Goal: In your copy, include every line of the listing below exactly but none of the pictures.

Records supplied:
--- Begin ---
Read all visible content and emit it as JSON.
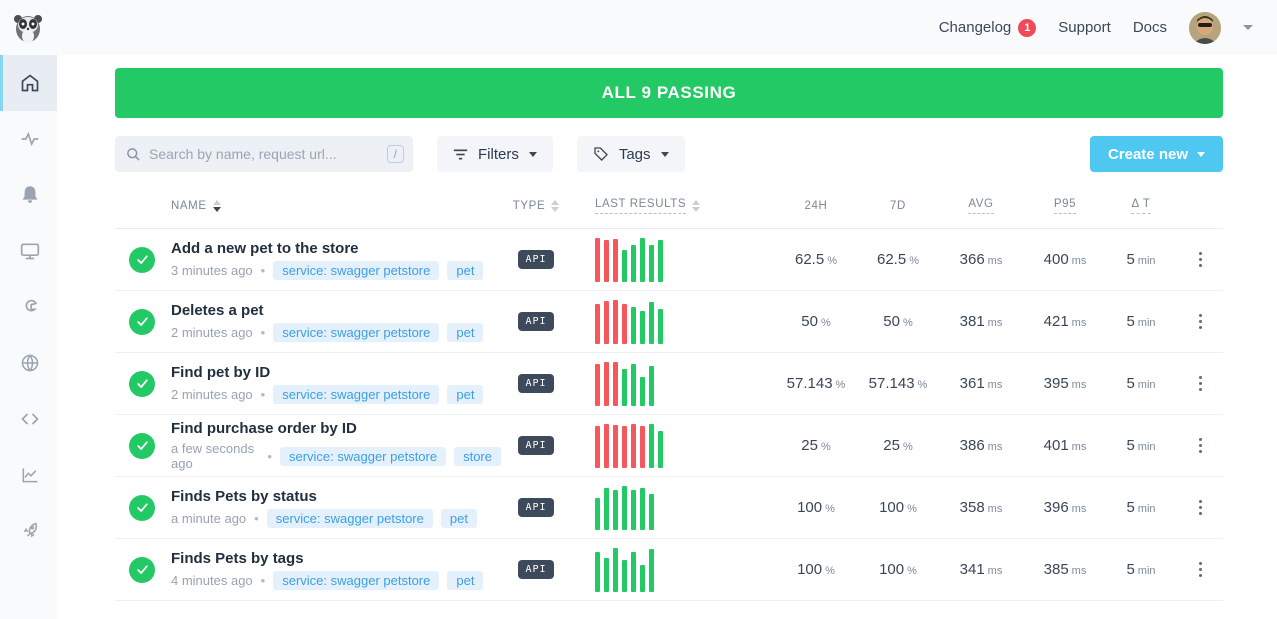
{
  "header": {
    "changelog_label": "Changelog",
    "changelog_badge": "1",
    "support_label": "Support",
    "docs_label": "Docs"
  },
  "sidebar": {
    "items": [
      {
        "icon": "home-icon",
        "active": true
      },
      {
        "icon": "activity-icon",
        "active": false
      },
      {
        "icon": "bell-icon",
        "active": false
      },
      {
        "icon": "monitor-icon",
        "active": false
      },
      {
        "icon": "wrench-icon",
        "active": false
      },
      {
        "icon": "globe-icon",
        "active": false
      },
      {
        "icon": "code-icon",
        "active": false
      },
      {
        "icon": "chart-icon",
        "active": false
      },
      {
        "icon": "rocket-icon",
        "active": false
      }
    ]
  },
  "banner": {
    "text": "ALL 9 PASSING",
    "color": "#23c965"
  },
  "toolbar": {
    "search_placeholder": "Search by name, request url...",
    "search_shortcut": "/",
    "filters_label": "Filters",
    "tags_label": "Tags",
    "create_new_label": "Create new",
    "create_new_color": "#4ec8f0"
  },
  "table": {
    "columns": {
      "name": "NAME",
      "type": "TYPE",
      "last_results": "LAST RESULTS",
      "h24": "24H",
      "d7": "7D",
      "avg": "AVG",
      "p95": "P95",
      "dt": "Δ T"
    },
    "status_colors": {
      "pass": "#23c965",
      "fail": "#f4575c"
    },
    "rows": [
      {
        "name": "Add a new pet to the store",
        "time": "3 minutes ago",
        "tags": [
          "service: swagger petstore",
          "pet"
        ],
        "type": "API",
        "results": [
          [
            "r",
            1.0
          ],
          [
            "r",
            0.95
          ],
          [
            "r",
            0.97
          ],
          [
            "g",
            0.72
          ],
          [
            "g",
            0.83
          ],
          [
            "g",
            1.0
          ],
          [
            "g",
            0.85
          ],
          [
            "g",
            0.95
          ]
        ],
        "h24": {
          "v": "62.5",
          "u": "%"
        },
        "d7": {
          "v": "62.5",
          "u": "%"
        },
        "avg": {
          "v": "366",
          "u": "ms"
        },
        "p95": {
          "v": "400",
          "u": "ms"
        },
        "dt": {
          "v": "5",
          "u": "min"
        }
      },
      {
        "name": "Deletes a pet",
        "time": "2 minutes ago",
        "tags": [
          "service: swagger petstore",
          "pet"
        ],
        "type": "API",
        "results": [
          [
            "r",
            0.9
          ],
          [
            "r",
            0.97
          ],
          [
            "r",
            1.0
          ],
          [
            "r",
            0.9
          ],
          [
            "g",
            0.85
          ],
          [
            "g",
            0.75
          ],
          [
            "g",
            0.95
          ],
          [
            "g",
            0.8
          ]
        ],
        "h24": {
          "v": "50",
          "u": "%"
        },
        "d7": {
          "v": "50",
          "u": "%"
        },
        "avg": {
          "v": "381",
          "u": "ms"
        },
        "p95": {
          "v": "421",
          "u": "ms"
        },
        "dt": {
          "v": "5",
          "u": "min"
        }
      },
      {
        "name": "Find pet by ID",
        "time": "2 minutes ago",
        "tags": [
          "service: swagger petstore",
          "pet"
        ],
        "type": "API",
        "results": [
          [
            "r",
            0.95
          ],
          [
            "r",
            1.0
          ],
          [
            "r",
            1.0
          ],
          [
            "g",
            0.85
          ],
          [
            "g",
            0.95
          ],
          [
            "g",
            0.65
          ],
          [
            "g",
            0.92
          ]
        ],
        "h24": {
          "v": "57.143",
          "u": "%"
        },
        "d7": {
          "v": "57.143",
          "u": "%"
        },
        "avg": {
          "v": "361",
          "u": "ms"
        },
        "p95": {
          "v": "395",
          "u": "ms"
        },
        "dt": {
          "v": "5",
          "u": "min"
        }
      },
      {
        "name": "Find purchase order by ID",
        "time": "a few seconds ago",
        "tags": [
          "service: swagger petstore",
          "store"
        ],
        "type": "API",
        "results": [
          [
            "r",
            0.95
          ],
          [
            "r",
            1.0
          ],
          [
            "r",
            0.97
          ],
          [
            "r",
            0.95
          ],
          [
            "r",
            1.0
          ],
          [
            "r",
            0.95
          ],
          [
            "g",
            1.0
          ],
          [
            "g",
            0.85
          ]
        ],
        "h24": {
          "v": "25",
          "u": "%"
        },
        "d7": {
          "v": "25",
          "u": "%"
        },
        "avg": {
          "v": "386",
          "u": "ms"
        },
        "p95": {
          "v": "401",
          "u": "ms"
        },
        "dt": {
          "v": "5",
          "u": "min"
        }
      },
      {
        "name": "Finds Pets by status",
        "time": "a minute ago",
        "tags": [
          "service: swagger petstore",
          "pet"
        ],
        "type": "API",
        "results": [
          [
            "g",
            0.72
          ],
          [
            "g",
            0.95
          ],
          [
            "g",
            0.9
          ],
          [
            "g",
            1.0
          ],
          [
            "g",
            0.92
          ],
          [
            "g",
            0.95
          ],
          [
            "g",
            0.82
          ]
        ],
        "h24": {
          "v": "100",
          "u": "%"
        },
        "d7": {
          "v": "100",
          "u": "%"
        },
        "avg": {
          "v": "358",
          "u": "ms"
        },
        "p95": {
          "v": "396",
          "u": "ms"
        },
        "dt": {
          "v": "5",
          "u": "min"
        }
      },
      {
        "name": "Finds Pets by tags",
        "time": "4 minutes ago",
        "tags": [
          "service: swagger petstore",
          "pet"
        ],
        "type": "API",
        "results": [
          [
            "g",
            0.92
          ],
          [
            "g",
            0.78
          ],
          [
            "g",
            1.0
          ],
          [
            "g",
            0.72
          ],
          [
            "g",
            0.9
          ],
          [
            "g",
            0.62
          ],
          [
            "g",
            0.97
          ]
        ],
        "h24": {
          "v": "100",
          "u": "%"
        },
        "d7": {
          "v": "100",
          "u": "%"
        },
        "avg": {
          "v": "341",
          "u": "ms"
        },
        "p95": {
          "v": "385",
          "u": "ms"
        },
        "dt": {
          "v": "5",
          "u": "min"
        }
      }
    ]
  }
}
--- End ---
Answer in full:
Read all visible content and emit it as JSON.
{
  "header": {
    "changelog_label": "Changelog",
    "changelog_badge": "1",
    "support_label": "Support",
    "docs_label": "Docs"
  },
  "sidebar": {
    "items": [
      {
        "icon": "home-icon",
        "active": true
      },
      {
        "icon": "activity-icon",
        "active": false
      },
      {
        "icon": "bell-icon",
        "active": false
      },
      {
        "icon": "monitor-icon",
        "active": false
      },
      {
        "icon": "wrench-icon",
        "active": false
      },
      {
        "icon": "globe-icon",
        "active": false
      },
      {
        "icon": "code-icon",
        "active": false
      },
      {
        "icon": "chart-icon",
        "active": false
      },
      {
        "icon": "rocket-icon",
        "active": false
      }
    ]
  },
  "banner": {
    "text": "ALL 9 PASSING",
    "color": "#23c965"
  },
  "toolbar": {
    "search_placeholder": "Search by name, request url...",
    "search_shortcut": "/",
    "filters_label": "Filters",
    "tags_label": "Tags",
    "create_new_label": "Create new",
    "create_new_color": "#4ec8f0"
  },
  "table": {
    "columns": {
      "name": "NAME",
      "type": "TYPE",
      "last_results": "LAST RESULTS",
      "h24": "24H",
      "d7": "7D",
      "avg": "AVG",
      "p95": "P95",
      "dt": "Δ T"
    },
    "status_colors": {
      "pass": "#23c965",
      "fail": "#f4575c"
    },
    "rows": [
      {
        "name": "Add a new pet to the store",
        "time": "3 minutes ago",
        "tags": [
          "service: swagger petstore",
          "pet"
        ],
        "type": "API",
        "results": [
          [
            "r",
            1.0
          ],
          [
            "r",
            0.95
          ],
          [
            "r",
            0.97
          ],
          [
            "g",
            0.72
          ],
          [
            "g",
            0.83
          ],
          [
            "g",
            1.0
          ],
          [
            "g",
            0.85
          ],
          [
            "g",
            0.95
          ]
        ],
        "h24": {
          "v": "62.5",
          "u": "%"
        },
        "d7": {
          "v": "62.5",
          "u": "%"
        },
        "avg": {
          "v": "366",
          "u": "ms"
        },
        "p95": {
          "v": "400",
          "u": "ms"
        },
        "dt": {
          "v": "5",
          "u": "min"
        }
      },
      {
        "name": "Deletes a pet",
        "time": "2 minutes ago",
        "tags": [
          "service: swagger petstore",
          "pet"
        ],
        "type": "API",
        "results": [
          [
            "r",
            0.9
          ],
          [
            "r",
            0.97
          ],
          [
            "r",
            1.0
          ],
          [
            "r",
            0.9
          ],
          [
            "g",
            0.85
          ],
          [
            "g",
            0.75
          ],
          [
            "g",
            0.95
          ],
          [
            "g",
            0.8
          ]
        ],
        "h24": {
          "v": "50",
          "u": "%"
        },
        "d7": {
          "v": "50",
          "u": "%"
        },
        "avg": {
          "v": "381",
          "u": "ms"
        },
        "p95": {
          "v": "421",
          "u": "ms"
        },
        "dt": {
          "v": "5",
          "u": "min"
        }
      },
      {
        "name": "Find pet by ID",
        "time": "2 minutes ago",
        "tags": [
          "service: swagger petstore",
          "pet"
        ],
        "type": "API",
        "results": [
          [
            "r",
            0.95
          ],
          [
            "r",
            1.0
          ],
          [
            "r",
            1.0
          ],
          [
            "g",
            0.85
          ],
          [
            "g",
            0.95
          ],
          [
            "g",
            0.65
          ],
          [
            "g",
            0.92
          ]
        ],
        "h24": {
          "v": "57.143",
          "u": "%"
        },
        "d7": {
          "v": "57.143",
          "u": "%"
        },
        "avg": {
          "v": "361",
          "u": "ms"
        },
        "p95": {
          "v": "395",
          "u": "ms"
        },
        "dt": {
          "v": "5",
          "u": "min"
        }
      },
      {
        "name": "Find purchase order by ID",
        "time": "a few seconds ago",
        "tags": [
          "service: swagger petstore",
          "store"
        ],
        "type": "API",
        "results": [
          [
            "r",
            0.95
          ],
          [
            "r",
            1.0
          ],
          [
            "r",
            0.97
          ],
          [
            "r",
            0.95
          ],
          [
            "r",
            1.0
          ],
          [
            "r",
            0.95
          ],
          [
            "g",
            1.0
          ],
          [
            "g",
            0.85
          ]
        ],
        "h24": {
          "v": "25",
          "u": "%"
        },
        "d7": {
          "v": "25",
          "u": "%"
        },
        "avg": {
          "v": "386",
          "u": "ms"
        },
        "p95": {
          "v": "401",
          "u": "ms"
        },
        "dt": {
          "v": "5",
          "u": "min"
        }
      },
      {
        "name": "Finds Pets by status",
        "time": "a minute ago",
        "tags": [
          "service: swagger petstore",
          "pet"
        ],
        "type": "API",
        "results": [
          [
            "g",
            0.72
          ],
          [
            "g",
            0.95
          ],
          [
            "g",
            0.9
          ],
          [
            "g",
            1.0
          ],
          [
            "g",
            0.92
          ],
          [
            "g",
            0.95
          ],
          [
            "g",
            0.82
          ]
        ],
        "h24": {
          "v": "100",
          "u": "%"
        },
        "d7": {
          "v": "100",
          "u": "%"
        },
        "avg": {
          "v": "358",
          "u": "ms"
        },
        "p95": {
          "v": "396",
          "u": "ms"
        },
        "dt": {
          "v": "5",
          "u": "min"
        }
      },
      {
        "name": "Finds Pets by tags",
        "time": "4 minutes ago",
        "tags": [
          "service: swagger petstore",
          "pet"
        ],
        "type": "API",
        "results": [
          [
            "g",
            0.92
          ],
          [
            "g",
            0.78
          ],
          [
            "g",
            1.0
          ],
          [
            "g",
            0.72
          ],
          [
            "g",
            0.9
          ],
          [
            "g",
            0.62
          ],
          [
            "g",
            0.97
          ]
        ],
        "h24": {
          "v": "100",
          "u": "%"
        },
        "d7": {
          "v": "100",
          "u": "%"
        },
        "avg": {
          "v": "341",
          "u": "ms"
        },
        "p95": {
          "v": "385",
          "u": "ms"
        },
        "dt": {
          "v": "5",
          "u": "min"
        }
      }
    ]
  }
}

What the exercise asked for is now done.